[BEGIN EXCERPTED DATA]

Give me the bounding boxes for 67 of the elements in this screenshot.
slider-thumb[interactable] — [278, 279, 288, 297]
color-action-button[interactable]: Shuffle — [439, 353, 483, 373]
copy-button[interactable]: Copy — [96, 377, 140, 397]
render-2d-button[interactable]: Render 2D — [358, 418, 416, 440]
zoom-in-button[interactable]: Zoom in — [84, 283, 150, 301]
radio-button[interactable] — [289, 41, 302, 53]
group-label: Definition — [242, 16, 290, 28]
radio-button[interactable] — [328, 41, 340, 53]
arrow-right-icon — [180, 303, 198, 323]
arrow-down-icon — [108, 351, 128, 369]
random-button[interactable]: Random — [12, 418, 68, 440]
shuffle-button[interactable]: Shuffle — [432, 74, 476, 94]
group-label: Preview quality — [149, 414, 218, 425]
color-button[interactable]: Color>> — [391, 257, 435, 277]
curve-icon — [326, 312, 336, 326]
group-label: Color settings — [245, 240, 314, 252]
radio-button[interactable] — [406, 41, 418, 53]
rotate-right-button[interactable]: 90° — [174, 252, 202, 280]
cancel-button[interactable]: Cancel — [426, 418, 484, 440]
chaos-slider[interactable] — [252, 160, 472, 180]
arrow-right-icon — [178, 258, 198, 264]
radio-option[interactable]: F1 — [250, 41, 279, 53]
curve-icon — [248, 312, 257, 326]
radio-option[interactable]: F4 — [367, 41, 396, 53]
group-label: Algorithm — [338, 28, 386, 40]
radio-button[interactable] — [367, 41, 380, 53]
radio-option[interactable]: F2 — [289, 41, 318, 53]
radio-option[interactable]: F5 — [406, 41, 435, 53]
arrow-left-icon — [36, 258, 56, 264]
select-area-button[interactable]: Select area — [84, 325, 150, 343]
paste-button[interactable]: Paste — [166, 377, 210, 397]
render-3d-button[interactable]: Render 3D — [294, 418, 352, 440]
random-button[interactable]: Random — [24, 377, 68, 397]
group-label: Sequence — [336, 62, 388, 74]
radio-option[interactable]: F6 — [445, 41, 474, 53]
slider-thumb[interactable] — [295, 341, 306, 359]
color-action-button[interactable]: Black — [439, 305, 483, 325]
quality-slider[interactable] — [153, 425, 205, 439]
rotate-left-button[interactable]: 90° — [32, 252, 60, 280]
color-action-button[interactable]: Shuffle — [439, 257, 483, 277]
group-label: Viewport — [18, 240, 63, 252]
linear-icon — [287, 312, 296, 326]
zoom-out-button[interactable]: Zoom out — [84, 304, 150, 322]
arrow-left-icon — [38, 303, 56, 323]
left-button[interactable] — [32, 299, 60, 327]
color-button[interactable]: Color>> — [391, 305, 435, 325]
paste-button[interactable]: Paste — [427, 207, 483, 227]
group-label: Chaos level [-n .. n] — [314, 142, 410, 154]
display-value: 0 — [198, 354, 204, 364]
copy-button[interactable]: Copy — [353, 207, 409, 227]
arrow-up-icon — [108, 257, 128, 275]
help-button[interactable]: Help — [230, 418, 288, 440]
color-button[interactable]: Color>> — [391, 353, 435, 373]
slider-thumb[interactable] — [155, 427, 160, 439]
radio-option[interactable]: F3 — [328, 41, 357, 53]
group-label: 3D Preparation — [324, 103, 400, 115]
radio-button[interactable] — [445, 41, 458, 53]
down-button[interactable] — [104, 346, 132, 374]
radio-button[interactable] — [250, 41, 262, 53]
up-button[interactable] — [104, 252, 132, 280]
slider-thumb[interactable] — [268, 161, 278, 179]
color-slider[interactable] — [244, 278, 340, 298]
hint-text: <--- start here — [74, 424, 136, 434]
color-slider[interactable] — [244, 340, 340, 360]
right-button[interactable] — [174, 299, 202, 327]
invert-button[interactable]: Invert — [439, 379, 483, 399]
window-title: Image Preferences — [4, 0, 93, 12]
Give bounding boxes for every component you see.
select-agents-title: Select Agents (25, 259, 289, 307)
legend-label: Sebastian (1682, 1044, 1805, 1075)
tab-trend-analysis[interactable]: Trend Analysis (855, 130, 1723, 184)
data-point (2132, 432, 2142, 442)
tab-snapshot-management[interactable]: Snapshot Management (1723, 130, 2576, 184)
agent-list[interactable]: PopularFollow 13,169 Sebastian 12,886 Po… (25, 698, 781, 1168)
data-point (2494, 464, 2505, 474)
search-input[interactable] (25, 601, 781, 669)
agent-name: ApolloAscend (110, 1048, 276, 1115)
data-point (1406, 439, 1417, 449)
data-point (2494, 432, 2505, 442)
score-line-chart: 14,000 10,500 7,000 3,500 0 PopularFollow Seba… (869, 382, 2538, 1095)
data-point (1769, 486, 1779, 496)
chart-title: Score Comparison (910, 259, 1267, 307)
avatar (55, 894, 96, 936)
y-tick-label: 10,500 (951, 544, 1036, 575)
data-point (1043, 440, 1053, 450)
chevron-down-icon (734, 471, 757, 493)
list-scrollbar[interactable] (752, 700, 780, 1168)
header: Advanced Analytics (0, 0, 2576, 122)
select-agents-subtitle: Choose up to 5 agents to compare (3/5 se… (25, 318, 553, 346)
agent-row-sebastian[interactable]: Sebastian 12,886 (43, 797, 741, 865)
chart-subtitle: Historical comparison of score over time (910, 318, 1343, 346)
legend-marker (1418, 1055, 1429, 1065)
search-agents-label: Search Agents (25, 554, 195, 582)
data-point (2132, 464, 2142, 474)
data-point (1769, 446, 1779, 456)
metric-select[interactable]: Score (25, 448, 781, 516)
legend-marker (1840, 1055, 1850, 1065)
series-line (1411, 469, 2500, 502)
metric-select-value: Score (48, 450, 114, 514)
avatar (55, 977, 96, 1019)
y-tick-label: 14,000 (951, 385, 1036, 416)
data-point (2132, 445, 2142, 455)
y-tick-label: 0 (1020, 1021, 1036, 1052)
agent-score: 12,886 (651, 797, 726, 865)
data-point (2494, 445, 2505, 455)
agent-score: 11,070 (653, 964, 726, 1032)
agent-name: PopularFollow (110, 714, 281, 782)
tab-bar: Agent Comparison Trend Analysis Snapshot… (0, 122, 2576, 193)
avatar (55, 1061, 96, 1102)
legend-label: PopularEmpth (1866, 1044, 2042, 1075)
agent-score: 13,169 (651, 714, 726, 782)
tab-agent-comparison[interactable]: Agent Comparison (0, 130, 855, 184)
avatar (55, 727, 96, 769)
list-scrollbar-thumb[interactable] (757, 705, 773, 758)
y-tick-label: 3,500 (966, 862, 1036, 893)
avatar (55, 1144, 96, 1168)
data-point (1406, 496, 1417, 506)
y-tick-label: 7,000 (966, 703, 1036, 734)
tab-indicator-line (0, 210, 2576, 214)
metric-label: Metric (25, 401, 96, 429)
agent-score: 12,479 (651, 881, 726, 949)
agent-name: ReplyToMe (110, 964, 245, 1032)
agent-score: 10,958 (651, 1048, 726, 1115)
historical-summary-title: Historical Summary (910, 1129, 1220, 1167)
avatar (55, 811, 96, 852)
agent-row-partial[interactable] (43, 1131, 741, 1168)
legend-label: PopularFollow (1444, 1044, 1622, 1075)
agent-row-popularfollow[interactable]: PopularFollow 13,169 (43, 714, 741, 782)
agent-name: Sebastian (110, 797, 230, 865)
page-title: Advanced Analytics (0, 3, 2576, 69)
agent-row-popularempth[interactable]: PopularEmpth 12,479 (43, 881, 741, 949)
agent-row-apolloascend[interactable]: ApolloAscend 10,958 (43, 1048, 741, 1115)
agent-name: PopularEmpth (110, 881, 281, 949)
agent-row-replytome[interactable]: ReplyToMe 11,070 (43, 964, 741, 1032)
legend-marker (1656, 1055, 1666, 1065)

[END EXCERPTED DATA]

▶ [TASK INSTRUCTIONS] Find each row above that contains the string "PopularFollow", and copy those rows in full.

▶ [WRITTEN ANSWER]
agent-list[interactable]: PopularFollow 13,169 Sebastian 12,886 Po… (25, 698, 781, 1168)
score-line-chart: 14,000 10,500 7,000 3,500 0 PopularFollow Seba… (869, 382, 2538, 1095)
agent-name: PopularFollow (110, 714, 281, 782)
legend-label: PopularFollow (1444, 1044, 1622, 1075)
agent-row-popularfollow[interactable]: PopularFollow 13,169 (43, 714, 741, 782)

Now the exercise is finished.